-- start --

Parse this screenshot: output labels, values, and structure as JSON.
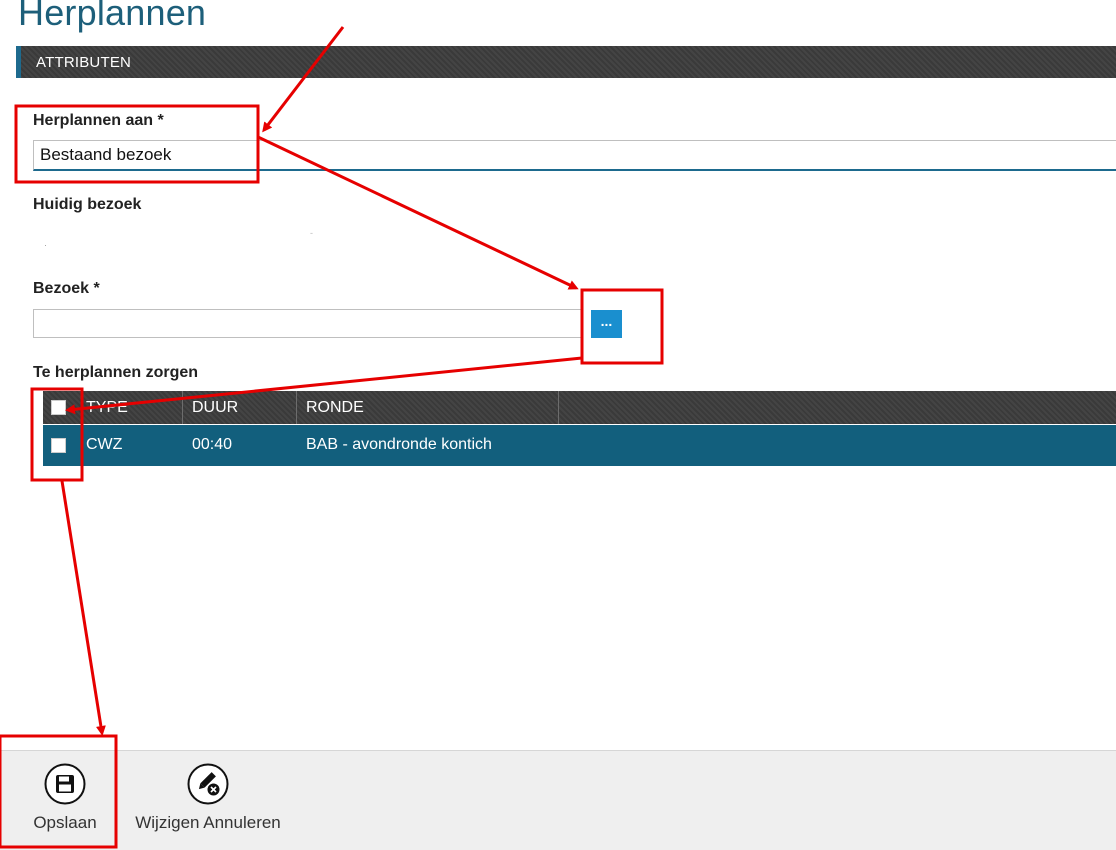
{
  "page": {
    "title": "Herplannen"
  },
  "section": {
    "label": "ATTRIBUTEN"
  },
  "form": {
    "herplannen_label": "Herplannen aan *",
    "herplannen_value": "Bestaand bezoek",
    "huidig_label": "Huidig bezoek",
    "bezoek_label": "Bezoek *",
    "bezoek_value": "",
    "lookup_label": "...",
    "zorgen_label": "Te herplannen zorgen"
  },
  "grid": {
    "columns": [
      "TYPE",
      "DUUR",
      "RONDE"
    ],
    "rows": [
      {
        "type": "CWZ",
        "duur": "00:40",
        "ronde": "BAB - avondronde kontich",
        "checked": false
      }
    ],
    "header_checked": false
  },
  "toolbar": {
    "save_label": "Opslaan",
    "cancel_label": "Wijzigen Annuleren"
  },
  "colors": {
    "accent": "#1d6a8e",
    "row_selected": "#125f7d",
    "lookup_button": "#1a8fcf",
    "annotation": "#e60000"
  },
  "icons": {
    "save": "floppy-disk-icon",
    "cancel": "edit-cancel-icon"
  }
}
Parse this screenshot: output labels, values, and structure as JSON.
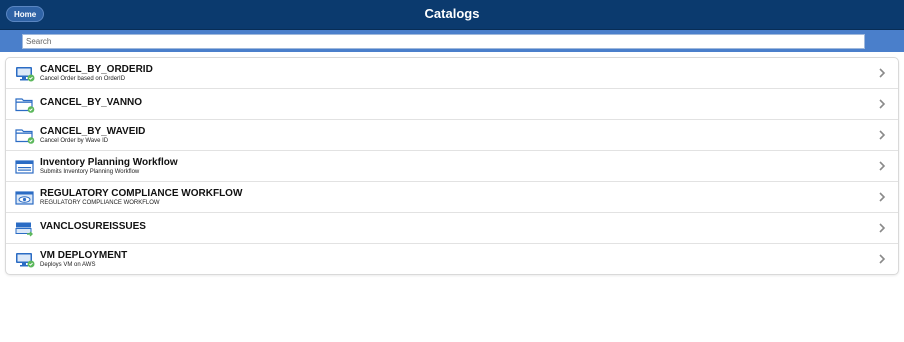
{
  "header": {
    "home_label": "Home",
    "title": "Catalogs"
  },
  "search": {
    "placeholder": "Search",
    "value": ""
  },
  "catalogs": [
    {
      "name": "CANCEL_BY_ORDERID",
      "description": "Cancel Order based on OrderID",
      "icon": "monitor-check-icon"
    },
    {
      "name": "CANCEL_BY_VANNO",
      "description": "",
      "icon": "folder-check-icon"
    },
    {
      "name": "CANCEL_BY_WAVEID",
      "description": "Cancel Order by Wave ID",
      "icon": "folder-check-icon"
    },
    {
      "name": "Inventory Planning Workflow",
      "description": "Submits Inventory Planning Workflow",
      "icon": "window-icon"
    },
    {
      "name": "REGULATORY COMPLIANCE WORKFLOW",
      "description": "REGULATORY COMPLIANCE WORKFLOW",
      "icon": "eye-window-icon"
    },
    {
      "name": "VANCLOSUREISSUES",
      "description": "",
      "icon": "server-arrow-icon"
    },
    {
      "name": "VM DEPLOYMENT",
      "description": "Deploys VM on AWS",
      "icon": "monitor-check-icon"
    }
  ],
  "colors": {
    "header": "#0b3a6e",
    "searchbar": "#4a7fcb",
    "icon_blue": "#2b6cc4",
    "icon_green": "#5cb85c"
  }
}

-- end --

TO BE DONE:
Above are the records. Identify each line that contains the word "description".

EXERCISE ANSWER:
      "description": "Cancel Order based on OrderID",
      "description": "",
      "description": "Cancel Order by Wave ID",
      "description": "Submits Inventory Planning Workflow",
      "description": "REGULATORY COMPLIANCE WORKFLOW",
      "description": "",
      "description": "Deploys VM on AWS",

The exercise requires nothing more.